Data items:
****
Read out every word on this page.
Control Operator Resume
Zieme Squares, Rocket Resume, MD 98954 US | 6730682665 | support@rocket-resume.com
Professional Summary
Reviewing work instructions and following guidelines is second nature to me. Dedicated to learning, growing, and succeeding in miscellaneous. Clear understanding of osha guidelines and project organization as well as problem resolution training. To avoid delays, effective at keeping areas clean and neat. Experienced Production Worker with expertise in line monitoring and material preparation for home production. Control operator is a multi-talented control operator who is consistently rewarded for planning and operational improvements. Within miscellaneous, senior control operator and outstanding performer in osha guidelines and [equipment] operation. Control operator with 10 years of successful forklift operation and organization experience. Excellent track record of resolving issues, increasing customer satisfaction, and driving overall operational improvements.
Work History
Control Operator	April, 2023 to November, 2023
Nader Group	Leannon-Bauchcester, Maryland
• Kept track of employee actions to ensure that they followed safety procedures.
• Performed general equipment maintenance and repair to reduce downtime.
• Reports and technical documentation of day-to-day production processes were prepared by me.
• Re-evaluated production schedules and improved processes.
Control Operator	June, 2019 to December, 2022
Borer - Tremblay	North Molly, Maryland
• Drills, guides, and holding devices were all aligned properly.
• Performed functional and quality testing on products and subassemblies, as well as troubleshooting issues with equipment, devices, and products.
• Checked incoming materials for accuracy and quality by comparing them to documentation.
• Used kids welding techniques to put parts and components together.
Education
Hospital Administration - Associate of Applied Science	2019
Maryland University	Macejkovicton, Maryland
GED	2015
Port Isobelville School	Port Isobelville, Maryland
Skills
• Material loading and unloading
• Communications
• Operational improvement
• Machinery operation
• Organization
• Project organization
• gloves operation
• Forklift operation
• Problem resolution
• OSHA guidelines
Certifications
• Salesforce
****
*What needs to be done:* Every entry above should be retyped exactly as shown.

*Expected answer:*
Read out every word on this page.
Control Operator Resume
Zieme Squares, Rocket Resume, MD 98954 US | 6730682665 | support@rocket-resume.com
Professional Summary
Reviewing work instructions and following guidelines is second nature to me. Dedicated to learning, growing, and succeeding in miscellaneous. Clear understanding of osha guidelines and project organization as well as problem resolution training. To avoid delays, effective at keeping areas clean and neat. Experienced Production Worker with expertise in line monitoring and material preparation for home production. Control operator is a multi-talented control operator who is consistently rewarded for planning and operational improvements. Within miscellaneous, senior control operator and outstanding performer in osha guidelines and [equipment] operation. Control operator with 10 years of successful forklift operation and organization experience. Excellent track record of resolving issues, increasing customer satisfaction, and driving overall operational improvements.
Work History
Control Operator	April, 2023 to November, 2023
Nader Group	Leannon-Bauchcester, Maryland
• Kept track of employee actions to ensure that they followed safety procedures.
• Performed general equipment maintenance and repair to reduce downtime.
• Reports and technical documentation of day-to-day production processes were prepared by me.
• Re-evaluated production schedules and improved processes.
Control Operator	June, 2019 to December, 2022
Borer - Tremblay	North Molly, Maryland
• Drills, guides, and holding devices were all aligned properly.
• Performed functional and quality testing on products and subassemblies, as well as troubleshooting issues with equipment, devices, and products.
• Checked incoming materials for accuracy and quality by comparing them to documentation.
• Used kids welding techniques to put parts and components together.
Education
Hospital Administration - Associate of Applied Science	2019
Maryland University	Macejkovicton, Maryland
GED	2015
Port Isobelville School	Port Isobelville, Maryland
Skills
• Material loading and unloading
• Communications
• Operational improvement
• Machinery operation
• Organization
• Project organization
• gloves operation
• Forklift operation
• Problem resolution
• OSHA guidelines
Certifications
• Salesforce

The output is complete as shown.